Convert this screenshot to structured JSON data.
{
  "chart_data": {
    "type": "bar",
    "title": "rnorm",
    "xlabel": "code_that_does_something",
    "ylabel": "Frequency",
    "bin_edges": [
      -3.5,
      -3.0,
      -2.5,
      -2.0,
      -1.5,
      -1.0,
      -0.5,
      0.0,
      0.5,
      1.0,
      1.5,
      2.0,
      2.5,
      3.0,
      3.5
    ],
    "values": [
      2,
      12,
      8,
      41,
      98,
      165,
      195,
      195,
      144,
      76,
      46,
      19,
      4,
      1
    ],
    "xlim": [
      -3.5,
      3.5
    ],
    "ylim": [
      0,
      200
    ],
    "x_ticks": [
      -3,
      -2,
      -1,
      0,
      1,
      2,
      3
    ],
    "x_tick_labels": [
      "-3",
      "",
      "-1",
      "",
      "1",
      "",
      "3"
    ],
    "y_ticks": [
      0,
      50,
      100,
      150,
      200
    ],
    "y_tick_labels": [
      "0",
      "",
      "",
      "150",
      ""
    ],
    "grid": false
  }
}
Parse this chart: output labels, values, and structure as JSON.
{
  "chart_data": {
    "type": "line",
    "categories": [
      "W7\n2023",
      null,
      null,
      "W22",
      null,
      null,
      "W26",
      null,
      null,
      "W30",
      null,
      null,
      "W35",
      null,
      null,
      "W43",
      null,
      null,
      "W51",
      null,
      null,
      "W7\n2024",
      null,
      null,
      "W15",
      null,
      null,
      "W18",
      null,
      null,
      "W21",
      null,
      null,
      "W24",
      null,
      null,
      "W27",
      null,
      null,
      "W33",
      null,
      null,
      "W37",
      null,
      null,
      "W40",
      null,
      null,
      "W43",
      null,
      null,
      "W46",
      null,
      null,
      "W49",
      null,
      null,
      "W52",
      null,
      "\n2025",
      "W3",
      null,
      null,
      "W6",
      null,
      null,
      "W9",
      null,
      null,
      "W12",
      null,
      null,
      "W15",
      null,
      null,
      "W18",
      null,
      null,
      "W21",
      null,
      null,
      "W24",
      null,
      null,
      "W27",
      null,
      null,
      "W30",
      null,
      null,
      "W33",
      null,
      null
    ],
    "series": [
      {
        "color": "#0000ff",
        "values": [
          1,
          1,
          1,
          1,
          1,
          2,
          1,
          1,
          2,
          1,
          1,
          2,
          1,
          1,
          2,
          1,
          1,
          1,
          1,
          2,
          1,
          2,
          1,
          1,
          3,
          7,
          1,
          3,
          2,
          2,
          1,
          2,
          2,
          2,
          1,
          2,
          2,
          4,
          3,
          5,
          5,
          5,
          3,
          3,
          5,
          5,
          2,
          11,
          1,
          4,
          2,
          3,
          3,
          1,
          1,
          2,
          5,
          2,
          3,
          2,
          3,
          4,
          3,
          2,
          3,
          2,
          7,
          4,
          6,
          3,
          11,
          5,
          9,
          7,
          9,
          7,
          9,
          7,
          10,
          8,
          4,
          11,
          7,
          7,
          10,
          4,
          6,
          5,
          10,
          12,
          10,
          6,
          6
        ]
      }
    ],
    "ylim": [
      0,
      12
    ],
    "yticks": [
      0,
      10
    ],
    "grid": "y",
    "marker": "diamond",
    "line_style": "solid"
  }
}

■ Task goal
Repeat each of the entries above precisely as given.

■ Task result
Convert this screenshot to structured JSON data.
{
  "chart_data": {
    "type": "bar",
    "title": "rnorm",
    "xlabel": "code_that_does_something",
    "ylabel": "Frequency",
    "bin_edges": [
      -3.5,
      -3.0,
      -2.5,
      -2.0,
      -1.5,
      -1.0,
      -0.5,
      0.0,
      0.5,
      1.0,
      1.5,
      2.0,
      2.5,
      3.0,
      3.5
    ],
    "values": [
      2,
      12,
      8,
      41,
      98,
      165,
      195,
      195,
      144,
      76,
      46,
      19,
      4,
      1
    ],
    "xlim": [
      -3.5,
      3.5
    ],
    "ylim": [
      0,
      200
    ],
    "x_ticks": [
      -3,
      -2,
      -1,
      0,
      1,
      2,
      3
    ],
    "x_tick_labels": [
      "-3",
      "",
      "-1",
      "",
      "1",
      "",
      "3"
    ],
    "y_ticks": [
      0,
      50,
      100,
      150,
      200
    ],
    "y_tick_labels": [
      "0",
      "",
      "",
      "150",
      ""
    ],
    "grid": false
  }
}
Parse this chart: output labels, values, and structure as JSON.
{
  "chart_data": {
    "type": "line",
    "categories": [
      "W7\n2023",
      null,
      null,
      "W22",
      null,
      null,
      "W26",
      null,
      null,
      "W30",
      null,
      null,
      "W35",
      null,
      null,
      "W43",
      null,
      null,
      "W51",
      null,
      null,
      "W7\n2024",
      null,
      null,
      "W15",
      null,
      null,
      "W18",
      null,
      null,
      "W21",
      null,
      null,
      "W24",
      null,
      null,
      "W27",
      null,
      null,
      "W33",
      null,
      null,
      "W37",
      null,
      null,
      "W40",
      null,
      null,
      "W43",
      null,
      null,
      "W46",
      null,
      null,
      "W49",
      null,
      null,
      "W52",
      null,
      "\n2025",
      "W3",
      null,
      null,
      "W6",
      null,
      null,
      "W9",
      null,
      null,
      "W12",
      null,
      null,
      "W15",
      null,
      null,
      "W18",
      null,
      null,
      "W21",
      null,
      null,
      "W24",
      null,
      null,
      "W27",
      null,
      null,
      "W30",
      null,
      null,
      "W33",
      null,
      null
    ],
    "series": [
      {
        "color": "#0000ff",
        "values": [
          1,
          1,
          1,
          1,
          1,
          2,
          1,
          1,
          2,
          1,
          1,
          2,
          1,
          1,
          2,
          1,
          1,
          1,
          1,
          2,
          1,
          2,
          1,
          1,
          3,
          7,
          1,
          3,
          2,
          2,
          1,
          2,
          2,
          2,
          1,
          2,
          2,
          4,
          3,
          5,
          5,
          5,
          3,
          3,
          5,
          5,
          2,
          11,
          1,
          4,
          2,
          3,
          3,
          1,
          1,
          2,
          5,
          2,
          3,
          2,
          3,
          4,
          3,
          2,
          3,
          2,
          7,
          4,
          6,
          3,
          11,
          5,
          9,
          7,
          9,
          7,
          9,
          7,
          10,
          8,
          4,
          11,
          7,
          7,
          10,
          4,
          6,
          5,
          10,
          12,
          10,
          6,
          6
        ]
      }
    ],
    "ylim": [
      0,
      12
    ],
    "yticks": [
      0,
      10
    ],
    "grid": "y",
    "marker": "diamond",
    "line_style": "solid"
  }
}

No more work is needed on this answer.